Dataset records
::::::

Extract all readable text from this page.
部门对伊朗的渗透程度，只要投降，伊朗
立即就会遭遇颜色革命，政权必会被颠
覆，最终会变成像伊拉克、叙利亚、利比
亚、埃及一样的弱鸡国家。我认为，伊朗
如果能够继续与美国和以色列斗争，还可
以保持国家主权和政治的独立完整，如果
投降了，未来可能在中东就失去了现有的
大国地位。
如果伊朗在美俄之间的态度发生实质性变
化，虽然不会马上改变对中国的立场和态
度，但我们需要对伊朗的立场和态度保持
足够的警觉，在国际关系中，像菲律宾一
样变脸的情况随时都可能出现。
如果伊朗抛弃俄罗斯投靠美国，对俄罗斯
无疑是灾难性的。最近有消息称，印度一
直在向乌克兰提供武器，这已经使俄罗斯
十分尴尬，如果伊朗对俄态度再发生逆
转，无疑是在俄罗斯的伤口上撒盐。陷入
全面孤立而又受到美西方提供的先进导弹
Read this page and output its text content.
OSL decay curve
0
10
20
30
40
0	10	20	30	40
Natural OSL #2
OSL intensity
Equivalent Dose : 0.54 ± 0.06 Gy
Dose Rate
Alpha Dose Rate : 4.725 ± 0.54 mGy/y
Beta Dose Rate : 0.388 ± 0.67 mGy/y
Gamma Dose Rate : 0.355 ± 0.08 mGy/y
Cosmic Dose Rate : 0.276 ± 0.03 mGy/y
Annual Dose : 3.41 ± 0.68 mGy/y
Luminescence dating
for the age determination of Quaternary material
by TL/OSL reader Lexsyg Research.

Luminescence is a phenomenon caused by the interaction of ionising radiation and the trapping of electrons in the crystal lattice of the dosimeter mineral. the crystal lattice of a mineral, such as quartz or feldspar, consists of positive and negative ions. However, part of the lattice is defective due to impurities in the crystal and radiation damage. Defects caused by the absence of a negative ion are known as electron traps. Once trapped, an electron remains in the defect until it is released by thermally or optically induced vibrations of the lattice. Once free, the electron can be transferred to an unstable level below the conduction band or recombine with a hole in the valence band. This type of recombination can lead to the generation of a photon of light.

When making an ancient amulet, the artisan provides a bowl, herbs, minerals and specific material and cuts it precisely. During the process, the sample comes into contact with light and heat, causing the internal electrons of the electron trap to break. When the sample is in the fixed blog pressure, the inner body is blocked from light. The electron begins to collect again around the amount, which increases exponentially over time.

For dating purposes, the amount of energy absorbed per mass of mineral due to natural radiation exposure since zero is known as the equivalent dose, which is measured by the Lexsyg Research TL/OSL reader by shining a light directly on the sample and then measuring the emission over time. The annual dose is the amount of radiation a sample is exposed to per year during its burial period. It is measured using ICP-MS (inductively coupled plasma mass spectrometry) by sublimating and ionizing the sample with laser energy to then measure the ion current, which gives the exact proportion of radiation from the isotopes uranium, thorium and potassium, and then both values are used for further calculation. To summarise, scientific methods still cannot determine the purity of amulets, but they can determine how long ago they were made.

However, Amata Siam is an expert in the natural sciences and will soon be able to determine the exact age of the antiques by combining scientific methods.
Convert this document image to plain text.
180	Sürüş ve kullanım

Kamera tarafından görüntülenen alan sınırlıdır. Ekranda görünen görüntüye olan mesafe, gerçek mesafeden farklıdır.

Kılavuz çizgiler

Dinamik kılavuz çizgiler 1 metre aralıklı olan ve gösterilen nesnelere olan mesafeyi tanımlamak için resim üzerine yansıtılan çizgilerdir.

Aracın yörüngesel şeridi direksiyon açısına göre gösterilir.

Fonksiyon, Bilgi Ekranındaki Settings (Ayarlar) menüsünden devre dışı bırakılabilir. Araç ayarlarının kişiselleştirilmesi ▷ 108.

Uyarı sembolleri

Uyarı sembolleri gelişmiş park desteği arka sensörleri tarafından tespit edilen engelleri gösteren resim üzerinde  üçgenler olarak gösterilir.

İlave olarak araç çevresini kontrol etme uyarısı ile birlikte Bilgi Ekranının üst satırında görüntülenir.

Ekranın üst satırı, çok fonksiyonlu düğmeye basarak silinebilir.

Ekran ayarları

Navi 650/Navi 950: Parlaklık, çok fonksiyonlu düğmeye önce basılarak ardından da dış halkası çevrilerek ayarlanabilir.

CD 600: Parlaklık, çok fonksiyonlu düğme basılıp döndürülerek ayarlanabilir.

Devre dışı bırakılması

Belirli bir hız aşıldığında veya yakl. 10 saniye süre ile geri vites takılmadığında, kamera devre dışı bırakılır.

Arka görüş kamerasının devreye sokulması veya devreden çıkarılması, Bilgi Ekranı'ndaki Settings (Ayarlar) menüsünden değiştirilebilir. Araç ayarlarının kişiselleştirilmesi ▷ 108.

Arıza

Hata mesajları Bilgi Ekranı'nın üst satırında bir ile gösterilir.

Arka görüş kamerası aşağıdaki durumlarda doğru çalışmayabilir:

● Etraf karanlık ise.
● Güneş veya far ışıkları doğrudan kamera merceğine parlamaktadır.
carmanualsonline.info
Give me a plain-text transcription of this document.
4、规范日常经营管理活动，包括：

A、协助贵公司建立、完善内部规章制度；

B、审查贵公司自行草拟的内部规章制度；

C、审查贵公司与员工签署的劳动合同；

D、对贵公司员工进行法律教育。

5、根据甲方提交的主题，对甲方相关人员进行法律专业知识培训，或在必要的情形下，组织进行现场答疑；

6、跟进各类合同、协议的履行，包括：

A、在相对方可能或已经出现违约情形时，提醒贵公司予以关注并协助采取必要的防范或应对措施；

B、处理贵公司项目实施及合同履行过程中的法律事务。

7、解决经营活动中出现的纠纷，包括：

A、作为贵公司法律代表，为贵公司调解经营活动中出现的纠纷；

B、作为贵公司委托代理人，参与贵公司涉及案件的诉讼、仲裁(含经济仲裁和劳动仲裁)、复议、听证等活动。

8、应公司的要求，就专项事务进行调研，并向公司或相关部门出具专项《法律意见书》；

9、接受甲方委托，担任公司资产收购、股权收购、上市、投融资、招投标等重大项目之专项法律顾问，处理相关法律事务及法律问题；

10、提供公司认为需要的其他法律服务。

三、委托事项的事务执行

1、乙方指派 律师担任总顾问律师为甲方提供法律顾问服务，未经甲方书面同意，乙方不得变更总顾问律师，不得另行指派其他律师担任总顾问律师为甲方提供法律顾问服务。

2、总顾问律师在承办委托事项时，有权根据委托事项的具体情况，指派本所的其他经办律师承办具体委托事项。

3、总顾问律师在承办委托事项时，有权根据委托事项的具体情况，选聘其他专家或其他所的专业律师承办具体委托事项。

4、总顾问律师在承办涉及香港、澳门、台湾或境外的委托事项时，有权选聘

::::::

Say how many lines of the data include the word "dışı". Respond with the number alone.

3